Błąd w rozumowaniu to kupowanie N8 i zakładanie mu kagańca na wydajność, po to tylko, żeby osiągnąć jakiś tam SOT czy wgl dotrzymać do końca dnia na jednym cyklu.
LTE używaj gdy potrzebujesz ale włączanie go i wyłączenie, 40 razy dziennie, żeby sprawdzić pocztę czy sprawdzić coś w necie jest wg mnie nieporozumieniem.
Co do baterii, to o ile wyładowanie do 0% (choć to nie jest chyba też tak, że w ogniwie nie ma absoultnie żadnej energii) nie sprzyja ogniwu i należy go w miarę możliwości unikać, tak paniczny strach przed ładowaniem powyżej 80% jest absolutnie bezzasadny. Setki różnych urządzeń ładowanych jest do 100%. Różnego rodzaju ogniwa, i nikt nie panikuje z tego powodu. Elektronika już nad tym czuwa, żeby ogniwo miało dobrze.

- - - - -

Wykonaj polecenia:
a – Wyodrębnij z tekstu o baterii telefonu fragment zawarty między słowami „LTE używaj gdy” a słowami „ogniwo miało dobrze.”, włącznie z nimi.
b – Rozwiń tekst o baterii telefonu, pisząc jego dalszy ciąg od miejsca, w którym się kończy.
Wiersze zamieszczone dalej nie są potrzebne do wykonania zadań.

Wyciąg danych:
- - - - -

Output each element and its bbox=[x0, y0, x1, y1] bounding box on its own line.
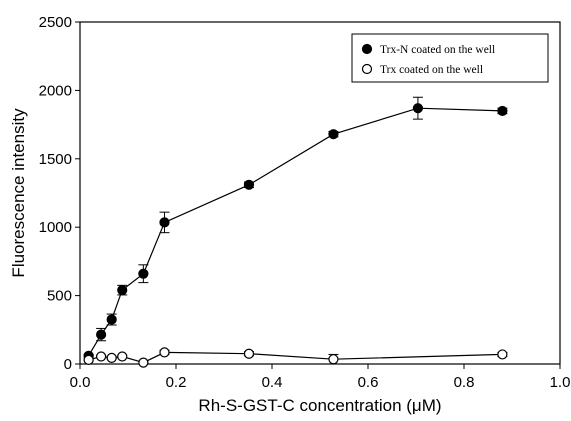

- - - - -

Zestaw odpowiedzi:
a –
LTE używaj gdy potrzebujesz ale włączanie go i wyłączenie, 40 razy dziennie, żeby sprawdzić pocztę czy sprawdzić coś w necie jest wg mnie nieporozumieniem.
Co do baterii, to o ile wyładowanie do 0% (choć to nie jest chyba też tak, że w ogniwie nie ma absoultnie żadnej energii) nie sprzyja ogniwu i należy go w miarę możliwości unikać, tak paniczny strach przed ładowaniem powyżej 80% jest absolutnie bezzasadny. Setki różnych urządzeń ładowanych jest do 100%. Różnego rodzaju ogniwa, i nikt nie panikuje z tego powodu. Elektronika już nad tym czuwa, żeby ogniwo miało dobrze.

b –
A wracając do błędu w rozumowaniu to chodziło o to, że kupujemy coś, czego nie potrzebujemy bo nie korzystamy z jego możliwości. Oczywiście żyjemy w wolnym kraju, i możesz kupić sobie dwa N8, po jednym do każdej kieszeni, żeby był bardziej pod ręka. Można kupić sobie buldożera żeby usunąć chwasty w przydomowym ogródku albo moździerz wojskowy do zabicia karpia świątecznego. Nic nikomu do tego, ale z opinii ludzi wynika, że takie zachowanie nie przynosi wymiernych skutków.
Ja też liczę się z tym, że n8 pobędzie u mnie nawet 2 lata, ale to nie zmienia faktu, że bateria nie ma lekko, i jeśli zanotuje zauważalny spadek wydajności to po prostu wymienię ją w serwisie.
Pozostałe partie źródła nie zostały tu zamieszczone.